→ Data extract:

• • • •

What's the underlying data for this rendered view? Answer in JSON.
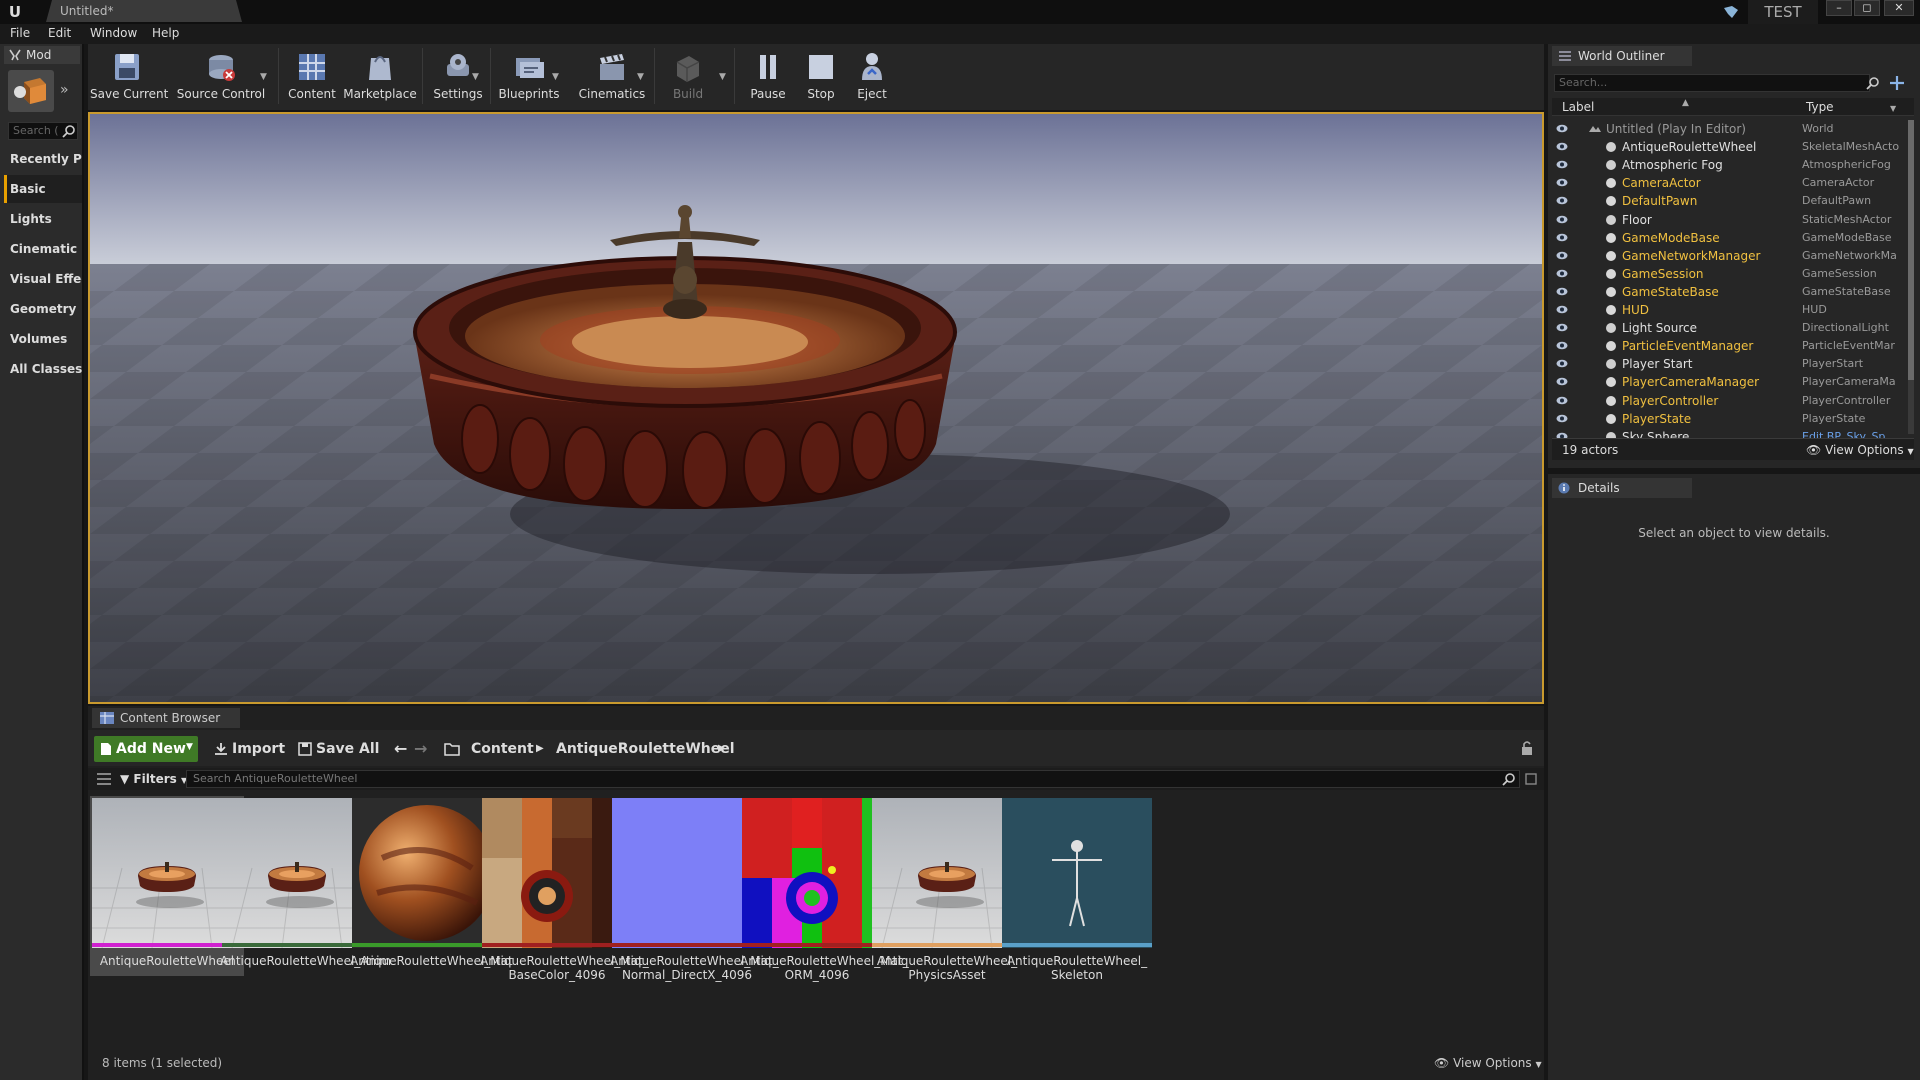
{
  "window": {
    "tab_title": "Untitled*",
    "badge": "TEST",
    "controls": [
      "–",
      "◻",
      "✕"
    ]
  },
  "menu": [
    "File",
    "Edit",
    "Window",
    "Help"
  ],
  "modes": {
    "tab_label": "Mod",
    "search_placeholder": "Search (",
    "categories": [
      "Recently Pla",
      "Basic",
      "Lights",
      "Cinematic",
      "Visual Effect",
      "Geometry",
      "Volumes",
      "All Classes"
    ],
    "active_category": "Basic"
  },
  "toolbar": {
    "buttons": [
      {
        "label": "Save Current",
        "icon": "save-icon"
      },
      {
        "label": "Source Control",
        "icon": "source-control-icon"
      },
      {
        "label": "Content",
        "icon": "content-icon"
      },
      {
        "label": "Marketplace",
        "icon": "marketplace-icon"
      },
      {
        "label": "Settings",
        "icon": "settings-icon"
      },
      {
        "label": "Blueprints",
        "icon": "blueprints-icon"
      },
      {
        "label": "Cinematics",
        "icon": "cinematics-icon"
      },
      {
        "label": "Build",
        "icon": "build-icon"
      },
      {
        "label": "Pause",
        "icon": "pause-icon"
      },
      {
        "label": "Stop",
        "icon": "stop-icon"
      },
      {
        "label": "Eject",
        "icon": "eject-icon"
      }
    ]
  },
  "content_browser": {
    "tab_label": "Content Browser",
    "add_new": "Add New",
    "import": "Import",
    "save_all": "Save All",
    "path": [
      "Content",
      "AntiqueRouletteWheel"
    ],
    "filters": "Filters",
    "search_placeholder": "Search AntiqueRouletteWheel",
    "assets": [
      {
        "name": "AntiqueRouletteWheel",
        "color": "#d020d0",
        "thumb": "mesh",
        "selected": true
      },
      {
        "name": "AntiqueRouletteWheel_Anim",
        "color": "#3a6a3a",
        "thumb": "mesh"
      },
      {
        "name": "AntiqueRouletteWheel_Mat",
        "color": "#3a9a2a",
        "thumb": "sphere"
      },
      {
        "name": "AntiqueRouletteWheel_Mat_\nBaseColor_4096",
        "color": "#a02020",
        "thumb": "basecolor"
      },
      {
        "name": "AntiqueRouletteWheel_Mat_\nNormal_DirectX_4096",
        "color": "#a02020",
        "thumb": "normal"
      },
      {
        "name": "AntiqueRouletteWheel_Mat_\nORM_4096",
        "color": "#a02020",
        "thumb": "orm"
      },
      {
        "name": "AntiqueRouletteWheel_\nPhysicsAsset",
        "color": "#e0a060",
        "thumb": "mesh"
      },
      {
        "name": "AntiqueRouletteWheel_\nSkeleton",
        "color": "#5aa0c8",
        "thumb": "skeleton"
      }
    ],
    "status": "8 items (1 selected)",
    "view_options": "View Options"
  },
  "world_outliner": {
    "tab_label": "World Outliner",
    "search_placeholder": "Search...",
    "col_label": "Label",
    "col_type": "Type",
    "rows": [
      {
        "label": "Untitled (Play In Editor)",
        "type": "World",
        "kind": "world"
      },
      {
        "label": "AntiqueRouletteWheel",
        "type": "SkeletalMeshActo",
        "kind": "normal"
      },
      {
        "label": "Atmospheric Fog",
        "type": "AtmosphericFog",
        "kind": "normal"
      },
      {
        "label": "CameraActor",
        "type": "CameraActor",
        "kind": "spawned"
      },
      {
        "label": "DefaultPawn",
        "type": "DefaultPawn",
        "kind": "spawned"
      },
      {
        "label": "Floor",
        "type": "StaticMeshActor",
        "kind": "normal"
      },
      {
        "label": "GameModeBase",
        "type": "GameModeBase",
        "kind": "spawned"
      },
      {
        "label": "GameNetworkManager",
        "type": "GameNetworkMa",
        "kind": "spawned"
      },
      {
        "label": "GameSession",
        "type": "GameSession",
        "kind": "spawned"
      },
      {
        "label": "GameStateBase",
        "type": "GameStateBase",
        "kind": "spawned"
      },
      {
        "label": "HUD",
        "type": "HUD",
        "kind": "spawned"
      },
      {
        "label": "Light Source",
        "type": "DirectionalLight",
        "kind": "normal"
      },
      {
        "label": "ParticleEventManager",
        "type": "ParticleEventMar",
        "kind": "spawned"
      },
      {
        "label": "Player Start",
        "type": "PlayerStart",
        "kind": "normal"
      },
      {
        "label": "PlayerCameraManager",
        "type": "PlayerCameraMa",
        "kind": "spawned"
      },
      {
        "label": "PlayerController",
        "type": "PlayerController",
        "kind": "spawned"
      },
      {
        "label": "PlayerState",
        "type": "PlayerState",
        "kind": "spawned"
      },
      {
        "label": "Sky Sphere",
        "type": "Edit BP_Sky_Sp",
        "kind": "normal"
      }
    ],
    "actor_count": "19 actors",
    "view_options": "View Options"
  },
  "details": {
    "tab_label": "Details",
    "message": "Select an object to view details."
  },
  "colors": {
    "accent": "#e8a000",
    "spawned_label": "#f0c040",
    "viewport_border": "#c99a2e"
  }
}
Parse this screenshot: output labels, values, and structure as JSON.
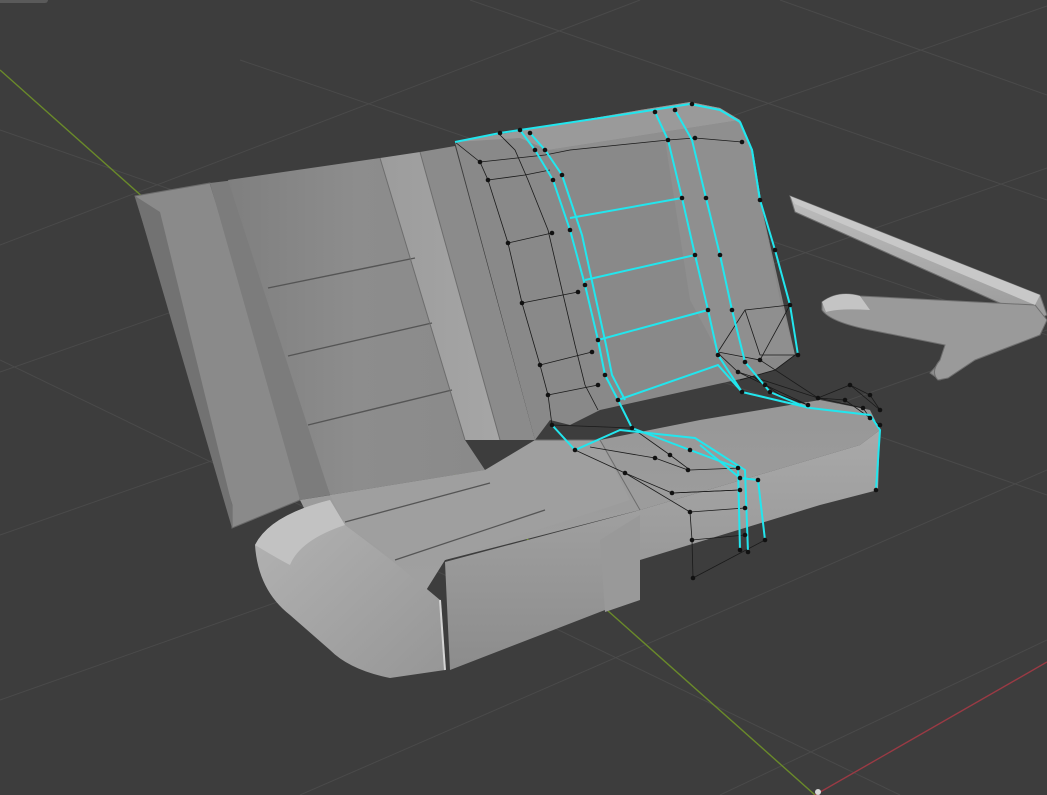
{
  "viewport": {
    "background_color": "#3d3d3d",
    "grid_color": "#4a4a4a",
    "axis_y_color": "#6a8a2a",
    "axis_x_color": "#9a3a44",
    "selection_color": "#22e6ee",
    "vertex_color": "#111111",
    "mesh_base_color": "#8e8e8e"
  },
  "scene": {
    "objects": [
      "bench-seat",
      "armrest"
    ],
    "selected_part": "right-half-edge-loops"
  }
}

• • • •

→ What you are asked to do: Write the records out again in full, exactly, and skip every picture.

→ Task output:
What's the underlying data for this rendered view? Answer in JSON.
{
  "window": {
    "tab_title": "Untitled*",
    "badge": "TEST",
    "controls": [
      "–",
      "◻",
      "✕"
    ]
  },
  "menu": [
    "File",
    "Edit",
    "Window",
    "Help"
  ],
  "modes": {
    "tab_label": "Mod",
    "search_placeholder": "Search (",
    "categories": [
      "Recently Pla",
      "Basic",
      "Lights",
      "Cinematic",
      "Visual Effect",
      "Geometry",
      "Volumes",
      "All Classes"
    ],
    "active_category": "Basic"
  },
  "toolbar": {
    "buttons": [
      {
        "label": "Save Current",
        "icon": "save-icon"
      },
      {
        "label": "Source Control",
        "icon": "source-control-icon"
      },
      {
        "label": "Content",
        "icon": "content-icon"
      },
      {
        "label": "Marketplace",
        "icon": "marketplace-icon"
      },
      {
        "label": "Settings",
        "icon": "settings-icon"
      },
      {
        "label": "Blueprints",
        "icon": "blueprints-icon"
      },
      {
        "label": "Cinematics",
        "icon": "cinematics-icon"
      },
      {
        "label": "Build",
        "icon": "build-icon"
      },
      {
        "label": "Pause",
        "icon": "pause-icon"
      },
      {
        "label": "Stop",
        "icon": "stop-icon"
      },
      {
        "label": "Eject",
        "icon": "eject-icon"
      }
    ]
  },
  "content_browser": {
    "tab_label": "Content Browser",
    "add_new": "Add New",
    "import": "Import",
    "save_all": "Save All",
    "path": [
      "Content",
      "AntiqueRouletteWheel"
    ],
    "filters": "Filters",
    "search_placeholder": "Search AntiqueRouletteWheel",
    "assets": [
      {
        "name": "AntiqueRouletteWheel",
        "color": "#d020d0",
        "thumb": "mesh",
        "selected": true
      },
      {
        "name": "AntiqueRouletteWheel_Anim",
        "color": "#3a6a3a",
        "thumb": "mesh"
      },
      {
        "name": "AntiqueRouletteWheel_Mat",
        "color": "#3a9a2a",
        "thumb": "sphere"
      },
      {
        "name": "AntiqueRouletteWheel_Mat_\nBaseColor_4096",
        "color": "#a02020",
        "thumb": "basecolor"
      },
      {
        "name": "AntiqueRouletteWheel_Mat_\nNormal_DirectX_4096",
        "color": "#a02020",
        "thumb": "normal"
      },
      {
        "name": "AntiqueRouletteWheel_Mat_\nORM_4096",
        "color": "#a02020",
        "thumb": "orm"
      },
      {
        "name": "AntiqueRouletteWheel_\nPhysicsAsset",
        "color": "#e0a060",
        "thumb": "mesh"
      },
      {
        "name": "AntiqueRouletteWheel_\nSkeleton",
        "color": "#5aa0c8",
        "thumb": "skeleton"
      }
    ],
    "status": "8 items (1 selected)",
    "view_options": "View Options"
  },
  "world_outliner": {
    "tab_label": "World Outliner",
    "search_placeholder": "Search...",
    "col_label": "Label",
    "col_type": "Type",
    "rows": [
      {
        "label": "Untitled (Play In Editor)",
        "type": "World",
        "kind": "world"
      },
      {
        "label": "AntiqueRouletteWheel",
        "type": "SkeletalMeshActo",
        "kind": "normal"
      },
      {
        "label": "Atmospheric Fog",
        "type": "AtmosphericFog",
        "kind": "normal"
      },
      {
        "label": "CameraActor",
        "type": "CameraActor",
        "kind": "spawned"
      },
      {
        "label": "DefaultPawn",
        "type": "DefaultPawn",
        "kind": "spawned"
      },
      {
        "label": "Floor",
        "type": "StaticMeshActor",
        "kind": "normal"
      },
      {
        "label": "GameModeBase",
        "type": "GameModeBase",
        "kind": "spawned"
      },
      {
        "label": "GameNetworkManager",
        "type": "GameNetworkMa",
        "kind": "spawned"
      },
      {
        "label": "GameSession",
        "type": "GameSession",
        "kind": "spawned"
      },
      {
        "label": "GameStateBase",
        "type": "GameStateBase",
        "kind": "spawned"
      },
      {
        "label": "HUD",
        "type": "HUD",
        "kind": "spawned"
      },
      {
        "label": "Light Source",
        "type": "DirectionalLight",
        "kind": "normal"
      },
      {
        "label": "ParticleEventManager",
        "type": "ParticleEventMar",
        "kind": "spawned"
      },
      {
        "label": "Player Start",
        "type": "PlayerStart",
        "kind": "normal"
      },
      {
        "label": "PlayerCameraManager",
        "type": "PlayerCameraMa",
        "kind": "spawned"
      },
      {
        "label": "PlayerController",
        "type": "PlayerController",
        "kind": "spawned"
      },
      {
        "label": "PlayerState",
        "type": "PlayerState",
        "kind": "spawned"
      },
      {
        "label": "Sky Sphere",
        "type": "Edit BP_Sky_Sp",
        "kind": "normal"
      }
    ],
    "actor_count": "19 actors",
    "view_options": "View Options"
  },
  "details": {
    "tab_label": "Details",
    "message": "Select an object to view details."
  },
  "colors": {
    "accent": "#e8a000",
    "spawned_label": "#f0c040",
    "viewport_border": "#c99a2e"
  }
}
Parse this screenshot: output labels, values, and structure as JSON.
{
  "viewport": {
    "background_color": "#3d3d3d",
    "grid_color": "#4a4a4a",
    "axis_y_color": "#6a8a2a",
    "axis_x_color": "#9a3a44",
    "selection_color": "#22e6ee",
    "vertex_color": "#111111",
    "mesh_base_color": "#8e8e8e"
  },
  "scene": {
    "objects": [
      "bench-seat",
      "armrest"
    ],
    "selected_part": "right-half-edge-loops"
  }
}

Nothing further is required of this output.